Task instructions
Will you extract the entries word for word? Images should not appear in the copy.

Given records
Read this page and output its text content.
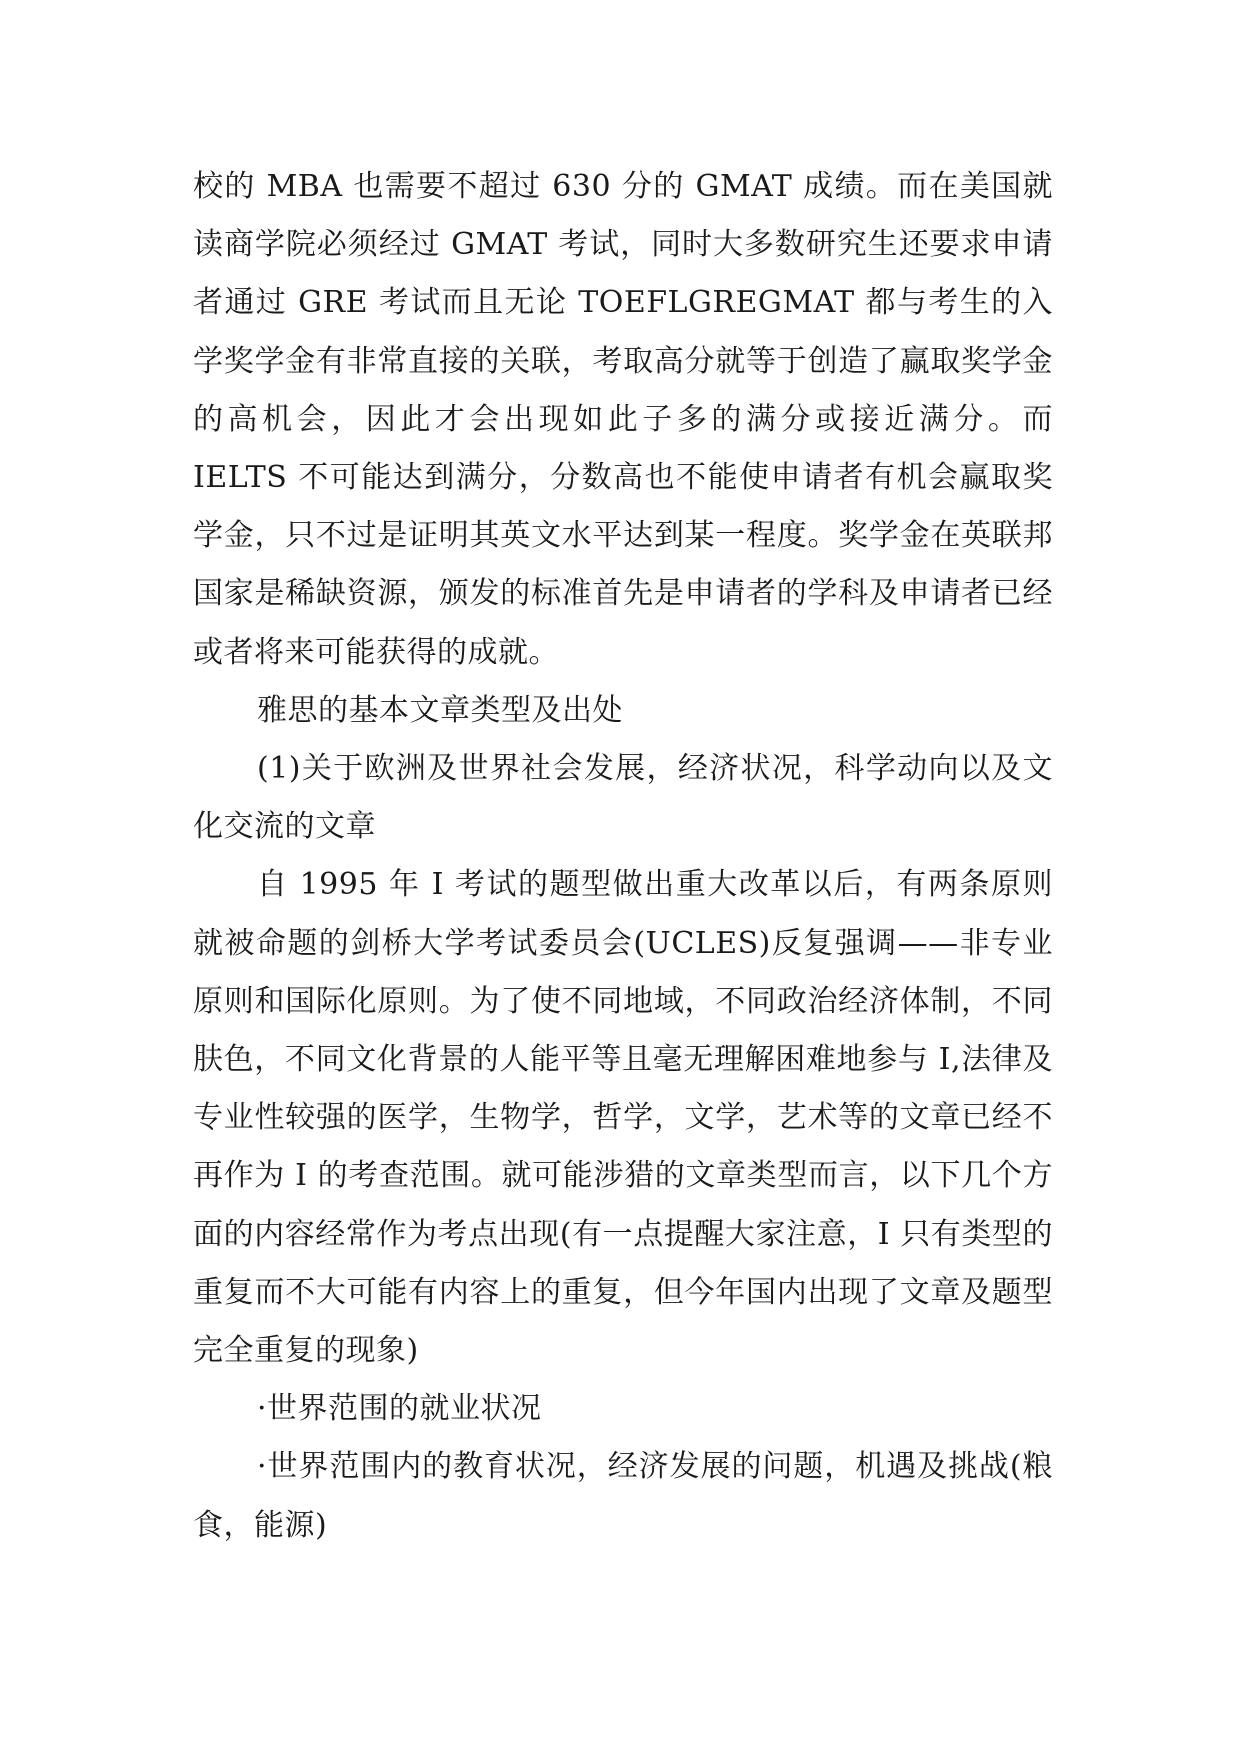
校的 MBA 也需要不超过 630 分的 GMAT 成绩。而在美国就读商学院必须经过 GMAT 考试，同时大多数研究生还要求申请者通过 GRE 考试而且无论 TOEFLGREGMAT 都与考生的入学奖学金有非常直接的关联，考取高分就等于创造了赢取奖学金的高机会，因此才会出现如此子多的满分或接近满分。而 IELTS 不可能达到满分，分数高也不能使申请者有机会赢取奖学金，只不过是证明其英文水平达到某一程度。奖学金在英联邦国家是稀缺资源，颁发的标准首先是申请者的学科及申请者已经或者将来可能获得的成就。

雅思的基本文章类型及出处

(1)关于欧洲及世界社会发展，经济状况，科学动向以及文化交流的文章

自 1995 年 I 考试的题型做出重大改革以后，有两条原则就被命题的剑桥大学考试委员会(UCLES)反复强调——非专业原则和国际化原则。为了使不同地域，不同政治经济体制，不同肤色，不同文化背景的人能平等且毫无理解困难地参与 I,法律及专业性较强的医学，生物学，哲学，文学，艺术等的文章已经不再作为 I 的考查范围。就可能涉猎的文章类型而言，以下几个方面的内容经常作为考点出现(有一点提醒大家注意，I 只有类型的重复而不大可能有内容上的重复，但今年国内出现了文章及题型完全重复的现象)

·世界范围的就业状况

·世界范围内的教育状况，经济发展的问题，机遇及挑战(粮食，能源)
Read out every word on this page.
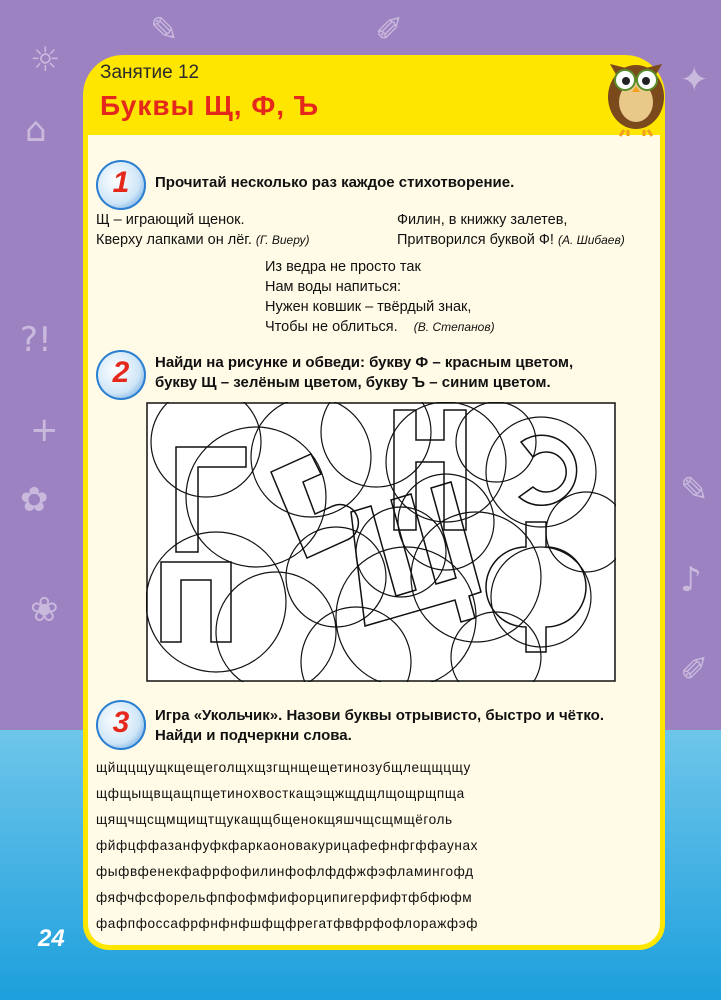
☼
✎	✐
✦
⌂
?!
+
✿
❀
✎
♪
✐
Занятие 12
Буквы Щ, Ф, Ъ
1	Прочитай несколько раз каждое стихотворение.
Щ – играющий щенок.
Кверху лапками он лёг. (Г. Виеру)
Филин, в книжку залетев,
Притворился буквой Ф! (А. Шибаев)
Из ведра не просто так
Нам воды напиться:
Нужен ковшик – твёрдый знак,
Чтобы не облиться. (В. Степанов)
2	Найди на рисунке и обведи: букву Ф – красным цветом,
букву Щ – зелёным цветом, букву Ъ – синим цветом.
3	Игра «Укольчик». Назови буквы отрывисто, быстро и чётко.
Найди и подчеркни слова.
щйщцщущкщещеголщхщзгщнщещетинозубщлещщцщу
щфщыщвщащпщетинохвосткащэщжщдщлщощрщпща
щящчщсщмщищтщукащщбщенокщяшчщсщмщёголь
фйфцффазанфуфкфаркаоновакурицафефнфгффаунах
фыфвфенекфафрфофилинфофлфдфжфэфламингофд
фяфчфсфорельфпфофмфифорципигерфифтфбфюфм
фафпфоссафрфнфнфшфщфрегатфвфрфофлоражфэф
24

Task output
Read this page and output its text content.
校的 MBA 也需要不超过 630 分的 GMAT 成绩。而在美国就读商学院必须经过 GMAT 考试，同时大多数研究生还要求申请者通过 GRE 考试而且无论 TOEFLGREGMAT 都与考生的入学奖学金有非常直接的关联，考取高分就等于创造了赢取奖学金的高机会，因此才会出现如此子多的满分或接近满分。而 IELTS 不可能达到满分，分数高也不能使申请者有机会赢取奖学金，只不过是证明其英文水平达到某一程度。奖学金在英联邦国家是稀缺资源，颁发的标准首先是申请者的学科及申请者已经或者将来可能获得的成就。

雅思的基本文章类型及出处

(1)关于欧洲及世界社会发展，经济状况，科学动向以及文化交流的文章

自 1995 年 I 考试的题型做出重大改革以后，有两条原则就被命题的剑桥大学考试委员会(UCLES)反复强调——非专业原则和国际化原则。为了使不同地域，不同政治经济体制，不同肤色，不同文化背景的人能平等且毫无理解困难地参与 I,法律及专业性较强的医学，生物学，哲学，文学，艺术等的文章已经不再作为 I 的考查范围。就可能涉猎的文章类型而言，以下几个方面的内容经常作为考点出现(有一点提醒大家注意，I 只有类型的重复而不大可能有内容上的重复，但今年国内出现了文章及题型完全重复的现象)

·世界范围的就业状况

·世界范围内的教育状况，经济发展的问题，机遇及挑战(粮食，能源)
Read out every word on this page.
☼
✎	✐
✦
⌂
?!
+
✿
❀
✎
♪
✐
Занятие 12
Буквы Щ, Ф, Ъ
1	Прочитай несколько раз каждое стихотворение.
Щ – играющий щенок.
Кверху лапками он лёг. (Г. Виеру)
Филин, в книжку залетев,
Притворился буквой Ф! (А. Шибаев)
Из ведра не просто так
Нам воды напиться:
Нужен ковшик – твёрдый знак,
Чтобы не облиться. (В. Степанов)
2	Найди на рисунке и обведи: букву Ф – красным цветом,
букву Щ – зелёным цветом, букву Ъ – синим цветом.
3	Игра «Укольчик». Назови буквы отрывисто, быстро и чётко.
Найди и подчеркни слова.
щйщцщущкщещеголщхщзгщнщещетинозубщлещщцщу
щфщыщвщащпщетинохвосткащэщжщдщлщощрщпща
щящчщсщмщищтщукащщбщенокщяшчщсщмщёголь
фйфцффазанфуфкфаркаоновакурицафефнфгффаунах
фыфвфенекфафрфофилинфофлфдфжфэфламингофд
фяфчфсфорельфпфофмфифорципигерфифтфбфюфм
фафпфоссафрфнфнфшфщфрегатфвфрфофлоражфэф
24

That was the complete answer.